(Figure dataset records)

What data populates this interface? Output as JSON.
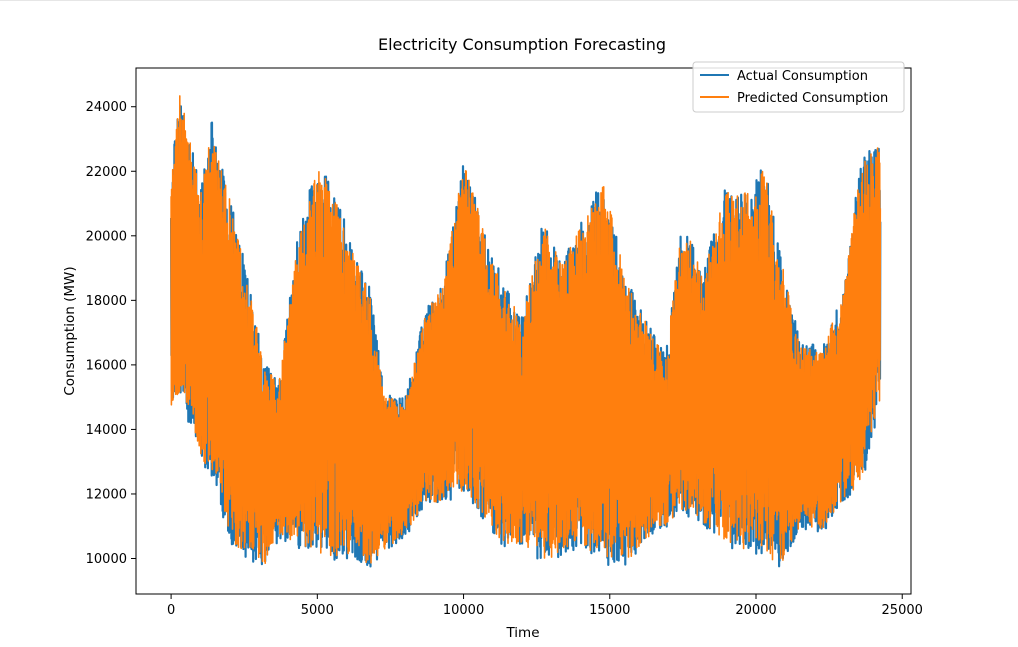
{
  "chart_data": {
    "type": "line",
    "title": "Electricity Consumption Forecasting",
    "xlabel": "Time",
    "ylabel": "Consumption (MW)",
    "xlim": [
      -1200,
      25300
    ],
    "ylim": [
      8900,
      25200
    ],
    "xticks": [
      0,
      5000,
      10000,
      15000,
      20000,
      25000
    ],
    "xtick_labels": [
      "0",
      "5000",
      "10000",
      "15000",
      "20000",
      "25000"
    ],
    "yticks": [
      10000,
      12000,
      14000,
      16000,
      18000,
      20000,
      22000,
      24000
    ],
    "ytick_labels": [
      "10000",
      "12000",
      "14000",
      "16000",
      "18000",
      "20000",
      "22000",
      "24000"
    ],
    "grid": false,
    "legend_position": "top-right",
    "series": [
      {
        "name": "Actual Consumption",
        "color": "#1f77b4",
        "x_range": [
          0,
          24250
        ],
        "envelope": {
          "x": [
            0,
            300,
            1000,
            1400,
            2000,
            2600,
            3200,
            3700,
            4300,
            5000,
            5600,
            6200,
            6800,
            7300,
            8000,
            8700,
            9300,
            10000,
            10700,
            11400,
            12000,
            12700,
            13400,
            14000,
            14800,
            15500,
            16200,
            16900,
            17500,
            18200,
            18900,
            19600,
            20300,
            20800,
            21500,
            22300,
            23000,
            23600,
            24250
          ],
          "high": [
            21800,
            24700,
            21500,
            23600,
            21300,
            18800,
            16000,
            15600,
            19800,
            22400,
            21500,
            19700,
            18400,
            15100,
            15000,
            17700,
            18600,
            22300,
            20300,
            18500,
            17500,
            20500,
            19200,
            20500,
            21800,
            18900,
            17500,
            16300,
            20600,
            18800,
            21500,
            21400,
            22300,
            19600,
            16700,
            16600,
            18400,
            22500,
            22800
          ],
          "low": [
            14700,
            15000,
            13000,
            12500,
            10500,
            10000,
            9700,
            10600,
            10300,
            10100,
            9900,
            10000,
            9700,
            10200,
            10600,
            11700,
            11600,
            12000,
            11200,
            10300,
            10400,
            9800,
            10000,
            10400,
            9800,
            9700,
            10500,
            10900,
            11400,
            11000,
            10400,
            10200,
            10100,
            9700,
            10900,
            10800,
            11800,
            12200,
            14800
          ]
        }
      },
      {
        "name": "Predicted Consumption",
        "color": "#ff7f0e",
        "x_range": [
          0,
          24250
        ],
        "envelope": {
          "x": [
            0,
            300,
            1000,
            1400,
            2000,
            2600,
            3200,
            3700,
            4300,
            5000,
            5600,
            6200,
            6800,
            7300,
            8000,
            8700,
            9300,
            10000,
            10700,
            11400,
            12000,
            12700,
            13400,
            14000,
            14800,
            15500,
            16200,
            16900,
            17500,
            18200,
            18900,
            19600,
            20300,
            20800,
            21500,
            22300,
            23000,
            23600,
            24250
          ],
          "high": [
            21500,
            24600,
            21300,
            23400,
            21200,
            18700,
            15900,
            15500,
            19600,
            22300,
            21400,
            19600,
            18300,
            15000,
            14900,
            17600,
            18500,
            22300,
            20200,
            18400,
            17400,
            20400,
            19100,
            20400,
            21700,
            18800,
            17400,
            16200,
            20500,
            18700,
            21400,
            21300,
            22200,
            19500,
            16600,
            16500,
            18300,
            22400,
            22800
          ],
          "low": [
            14300,
            15200,
            13100,
            12600,
            10600,
            10100,
            9800,
            10700,
            10400,
            10200,
            10000,
            10100,
            9700,
            10300,
            10700,
            11800,
            11700,
            12100,
            11300,
            10400,
            10500,
            9900,
            10100,
            10500,
            9900,
            9800,
            10600,
            11000,
            11500,
            11100,
            10500,
            10300,
            10200,
            9700,
            11000,
            10900,
            11900,
            12300,
            14900
          ]
        }
      }
    ]
  }
}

Aim of the task
Leave out the pictures and give the listing above again exactly.

Result of this task
What data populates this interface? Output as JSON.
{
  "chart_data": {
    "type": "line",
    "title": "Electricity Consumption Forecasting",
    "xlabel": "Time",
    "ylabel": "Consumption (MW)",
    "xlim": [
      -1200,
      25300
    ],
    "ylim": [
      8900,
      25200
    ],
    "xticks": [
      0,
      5000,
      10000,
      15000,
      20000,
      25000
    ],
    "xtick_labels": [
      "0",
      "5000",
      "10000",
      "15000",
      "20000",
      "25000"
    ],
    "yticks": [
      10000,
      12000,
      14000,
      16000,
      18000,
      20000,
      22000,
      24000
    ],
    "ytick_labels": [
      "10000",
      "12000",
      "14000",
      "16000",
      "18000",
      "20000",
      "22000",
      "24000"
    ],
    "grid": false,
    "legend_position": "top-right",
    "series": [
      {
        "name": "Actual Consumption",
        "color": "#1f77b4",
        "x_range": [
          0,
          24250
        ],
        "envelope": {
          "x": [
            0,
            300,
            1000,
            1400,
            2000,
            2600,
            3200,
            3700,
            4300,
            5000,
            5600,
            6200,
            6800,
            7300,
            8000,
            8700,
            9300,
            10000,
            10700,
            11400,
            12000,
            12700,
            13400,
            14000,
            14800,
            15500,
            16200,
            16900,
            17500,
            18200,
            18900,
            19600,
            20300,
            20800,
            21500,
            22300,
            23000,
            23600,
            24250
          ],
          "high": [
            21800,
            24700,
            21500,
            23600,
            21300,
            18800,
            16000,
            15600,
            19800,
            22400,
            21500,
            19700,
            18400,
            15100,
            15000,
            17700,
            18600,
            22300,
            20300,
            18500,
            17500,
            20500,
            19200,
            20500,
            21800,
            18900,
            17500,
            16300,
            20600,
            18800,
            21500,
            21400,
            22300,
            19600,
            16700,
            16600,
            18400,
            22500,
            22800
          ],
          "low": [
            14700,
            15000,
            13000,
            12500,
            10500,
            10000,
            9700,
            10600,
            10300,
            10100,
            9900,
            10000,
            9700,
            10200,
            10600,
            11700,
            11600,
            12000,
            11200,
            10300,
            10400,
            9800,
            10000,
            10400,
            9800,
            9700,
            10500,
            10900,
            11400,
            11000,
            10400,
            10200,
            10100,
            9700,
            10900,
            10800,
            11800,
            12200,
            14800
          ]
        }
      },
      {
        "name": "Predicted Consumption",
        "color": "#ff7f0e",
        "x_range": [
          0,
          24250
        ],
        "envelope": {
          "x": [
            0,
            300,
            1000,
            1400,
            2000,
            2600,
            3200,
            3700,
            4300,
            5000,
            5600,
            6200,
            6800,
            7300,
            8000,
            8700,
            9300,
            10000,
            10700,
            11400,
            12000,
            12700,
            13400,
            14000,
            14800,
            15500,
            16200,
            16900,
            17500,
            18200,
            18900,
            19600,
            20300,
            20800,
            21500,
            22300,
            23000,
            23600,
            24250
          ],
          "high": [
            21500,
            24600,
            21300,
            23400,
            21200,
            18700,
            15900,
            15500,
            19600,
            22300,
            21400,
            19600,
            18300,
            15000,
            14900,
            17600,
            18500,
            22300,
            20200,
            18400,
            17400,
            20400,
            19100,
            20400,
            21700,
            18800,
            17400,
            16200,
            20500,
            18700,
            21400,
            21300,
            22200,
            19500,
            16600,
            16500,
            18300,
            22400,
            22800
          ],
          "low": [
            14300,
            15200,
            13100,
            12600,
            10600,
            10100,
            9800,
            10700,
            10400,
            10200,
            10000,
            10100,
            9700,
            10300,
            10700,
            11800,
            11700,
            12100,
            11300,
            10400,
            10500,
            9900,
            10100,
            10500,
            9900,
            9800,
            10600,
            11000,
            11500,
            11100,
            10500,
            10300,
            10200,
            9700,
            11000,
            10900,
            11900,
            12300,
            14900
          ]
        }
      }
    ]
  }
}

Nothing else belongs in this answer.